Challenge — Write out the lines of the entries below verbatim, from the line that contains "462, 612, 476]" through the end of the entries, including both of those lines.

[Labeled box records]

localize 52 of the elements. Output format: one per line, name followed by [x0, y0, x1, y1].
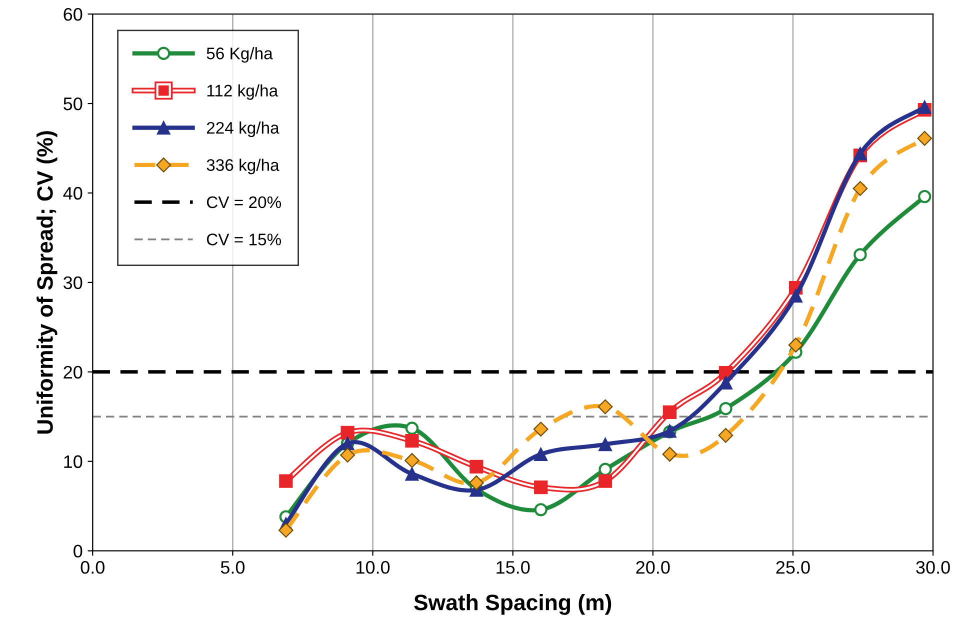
point	[598, 462, 612, 476]
legend-label: CV = 15%	[206, 234, 282, 246]
point	[917, 130, 932, 146]
point	[788, 338, 804, 352]
point	[598, 399, 613, 414]
point	[340, 426, 354, 440]
point	[468, 475, 484, 490]
point	[405, 434, 419, 448]
point	[404, 453, 420, 468]
y-tick-label: 50	[64, 97, 82, 110]
point	[405, 422, 419, 435]
y-tick-label: 60	[64, 8, 82, 21]
point	[854, 248, 867, 262]
point	[852, 181, 868, 196]
y-tick-label: 10	[64, 455, 82, 468]
point	[918, 100, 932, 114]
point	[788, 289, 803, 303]
x-tick-label: 20.0	[636, 561, 670, 574]
point	[534, 480, 548, 494]
point	[718, 428, 734, 443]
point	[470, 460, 484, 474]
y-tick-label: 30	[64, 276, 82, 290]
point	[918, 190, 932, 204]
legend-label: 336 kg/ha	[206, 158, 280, 174]
point	[340, 448, 355, 463]
y-tick-label: 40	[63, 186, 82, 200]
legend-label: 56 Kg/ha	[206, 47, 273, 63]
y-tick-label: 0	[74, 544, 82, 558]
y-axis-title: Uniformity of Spread; CV (%)	[36, 131, 58, 434]
point	[278, 522, 294, 538]
legend-label: 224 kg/ha	[206, 122, 280, 138]
x-axis-title: Swath Spacing (m)	[414, 594, 612, 615]
x-tick-label: 15.0	[496, 561, 530, 574]
point	[534, 503, 548, 516]
point	[598, 474, 612, 488]
point	[719, 402, 732, 416]
legend-label: 112 kg/ha	[207, 84, 278, 100]
point	[534, 447, 548, 462]
point	[405, 467, 419, 481]
x-tick-label: 25.0	[776, 561, 810, 574]
point	[279, 474, 293, 488]
x-tick-label: 0.0	[80, 561, 104, 574]
point	[662, 405, 677, 419]
point	[718, 376, 733, 390]
legend-label: CV = 20%	[206, 196, 282, 208]
x-tick-label: 5.0	[220, 561, 245, 574]
x-tick-label: 10.0	[356, 561, 390, 574]
x-tick-label: 30.0	[916, 561, 950, 574]
point	[598, 438, 612, 452]
point	[533, 422, 548, 437]
y-tick-label: 20	[64, 366, 82, 379]
point	[662, 446, 678, 462]
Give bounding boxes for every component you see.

Response for this exercise —
point	[598, 462, 612, 476]
legend-label: CV = 15%	[206, 234, 282, 246]
point	[917, 130, 932, 146]
point	[788, 338, 804, 352]
point	[598, 399, 613, 414]
point	[340, 426, 354, 440]
point	[468, 475, 484, 490]
point	[405, 434, 419, 448]
point	[404, 453, 420, 468]
y-tick-label: 50	[64, 97, 82, 110]
point	[405, 422, 419, 435]
y-tick-label: 60	[64, 8, 82, 21]
point	[854, 248, 867, 262]
point	[852, 181, 868, 196]
y-tick-label: 10	[64, 455, 82, 468]
point	[918, 100, 932, 114]
point	[788, 289, 803, 303]
x-tick-label: 20.0	[636, 561, 670, 574]
point	[534, 480, 548, 494]
point	[718, 428, 734, 443]
point	[470, 460, 484, 474]
y-tick-label: 30	[64, 276, 82, 290]
point	[918, 190, 932, 204]
legend-label: 336 kg/ha	[206, 158, 280, 174]
point	[340, 448, 355, 463]
y-tick-label: 40	[63, 186, 82, 200]
legend-label: 56 Kg/ha	[206, 47, 273, 63]
y-tick-label: 0	[74, 544, 82, 558]
y-axis-title: Uniformity of Spread; CV (%)	[36, 131, 58, 434]
point	[278, 522, 294, 538]
legend-label: 224 kg/ha	[206, 122, 280, 138]
x-axis-title: Swath Spacing (m)	[414, 594, 612, 615]
x-tick-label: 15.0	[496, 561, 530, 574]
point	[534, 503, 548, 516]
point	[598, 474, 612, 488]
point	[719, 402, 732, 416]
legend-label: 112 kg/ha	[207, 84, 278, 100]
point	[534, 447, 548, 462]
point	[405, 467, 419, 481]
x-tick-label: 25.0	[776, 561, 810, 574]
point	[279, 474, 293, 488]
x-tick-label: 0.0	[80, 561, 104, 574]
point	[662, 405, 677, 419]
point	[718, 376, 733, 390]
legend-label: CV = 20%	[206, 196, 282, 208]
x-tick-label: 5.0	[220, 561, 245, 574]
x-tick-label: 10.0	[356, 561, 390, 574]
x-tick-label: 30.0	[916, 561, 950, 574]
point	[598, 438, 612, 452]
point	[533, 422, 548, 437]
y-tick-label: 20	[64, 366, 82, 379]
point	[662, 446, 678, 462]
Give bounding boxes for every component you see.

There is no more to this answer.